Start of Text section

The WIPO Hague System provides an international mechanism for securing and managing design rights simultaneously, in multiple countries and regions, through one application filed directly with WIPO. The resulting international registration provides design owners with the equivalent of a bundle of national or regional registrations. The subsequent management of that international registration – including modifications, updates and renewals – is a single step procedure through WIPO.

Geographical coverage 
The Hague System comprises 77 contracting parties, covering more than 90 countries, including all countries of the European Union (EU) and the African Intellectual Property Organization (OAPI). Hague System users can designate as few or as many of these contracting parties as they wish when filing an international application.

According to the rules laid out by the Hague Agreement, anyone who is a national of – or who has a domicile, habitual residence or real and effective industrial or commercial establishment in – any one of the Hague System's contracting parties (including any country of the EU or OAPI) can use the Hague System. There is no pre-requirement to file a national or regional design application.

History 
The origins of the Hague System date back to 1925 and the adoption of the Hague Agreement Concerning the International Deposit of Industrial Designs . The Hague Agreement was revised in 1934 (London Act) and again in 1960 (Hague Act). An Additional Act signed in Monaco in 1961, and a Complementary Act signed in Stockholm in 1967 (further amended in 1979) supplement The Hague Agreement.

The London Act (1934) – frozen on January 1, 2010 – terminated on October 18, 2016 . It is no longer possible to file international applications under this Act. It is however currently still possible to renew or modify an international registration recorded under this Act, up to the date of maximum duration of protection provided for – fifteen years. All activity under the London Act (1934) will terminate at the latest on December 31, 2024.

The latest Act of the Hague Agreement is the Geneva Act (1999) – signed on July 2, 1999 – which came into effect on December 23, 2003. Both the Geneva Act (1999) and the Hague Act (1960) – two independent acts of the Hague Agreement – are in force. Operations take place almost entirely under the Geneva Act (1999).

The Geneva Act is open to all WIPO member states and any intergovernmental organization (IGO) that has:

 at least one member that is also a member of WIPO; and
 an office through which design protection may be obtained, with effect in the territory in which the IGO's constituting treaty applies.

The Geneva Act:

 extends membership to countries with intellectual property (IP) offices that carry out novelty examination of designs;
 ensures the international registration system's compatibility with regional systems; and
 offers more features and increased geographical scope.

End of Text section
Start of Source data

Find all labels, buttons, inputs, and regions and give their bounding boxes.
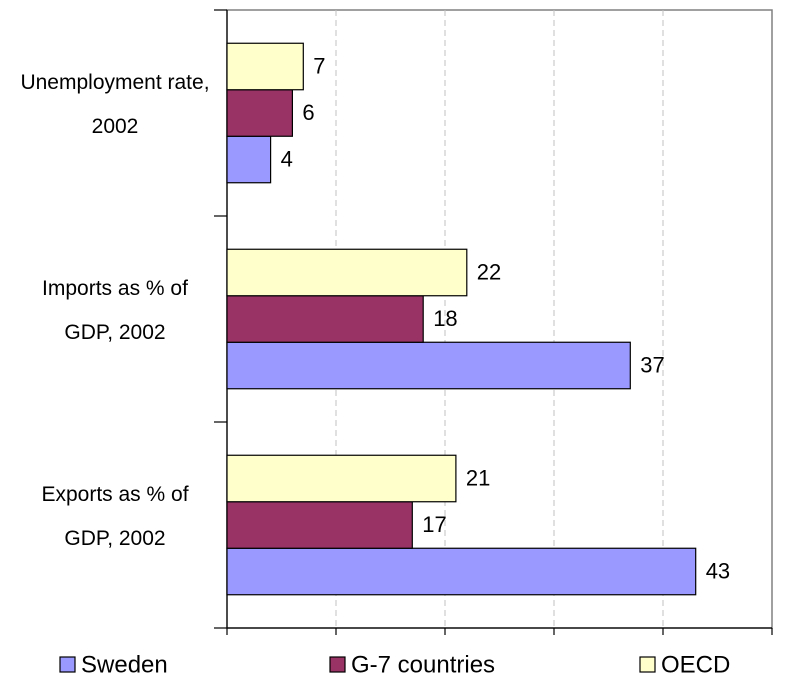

End of Source data

* _Problem description_: Continue the Hague System text, starting after its final list item about features and geographical scope rather than from the data.

* _Exercise result_:
Common Regulations and Administrative Instructions complement the two Acts of the Hague Agreement that are in force.

Using the Hague System 
International design applications are filed directly through WIPO, according to the requirements and procedures established by the Hague Agreement. The domestic legal framework of each designated contracting party governs the design protection provided by the resulting international registrations.

The Hague System procedure

Filing an international application 
Through the Hague System, applicants file one international application directly with WIPO – in one language and paying in one currency (Swiss francs). They can designate as few or as many of the Hague System's contracting parties as they wish, based on their target markets.

One international application can include up to 100 different designs so long as they belong to the same class of the Locarno Classification – the international classification used for the purposes of registering designs. An international application must contain at least one reproduction (drawing, photo or other graphic representation) of each design included. At least one contracting party must be designated.

Applicants may file an international application online using eHague – the Hague System's online gateway to international design protection. Applications must be filed in English, French or Spanish – the official languages of the Hague System.

Applicants can time publication of their designs to fit their business strategy. Standard publication takes place twelve months after the date of international registration (normally the filing date – the date on which WIPO received the application). Alternatively, immediate publication or publication at a chosen time within 30 months from the filing date (or earliest priority date) may be requested – depending on the domestic laws of the individual designated contracting parties.

Formality examination by WIPO 
WIPO checks each international application to ensure that it complies with formal requirements  (necessary information for applicant / representative, quality of reproductions, payment of fees, etc.).

 If the application does not meet the necessary requirements, WIPO sends the applicant an irregularity letter explaining what is missing or faulty. The applicant has three months to fix those irregularities. Beyond this deadline, the application is no longer valid.
 If the application meets all necessary requirements, WIPO records the registration in the International Register and publishes it in the International Designs Bulletin, according to the publication schedule indicated in the international application. WIPO also sends the holder a certificate of international registration.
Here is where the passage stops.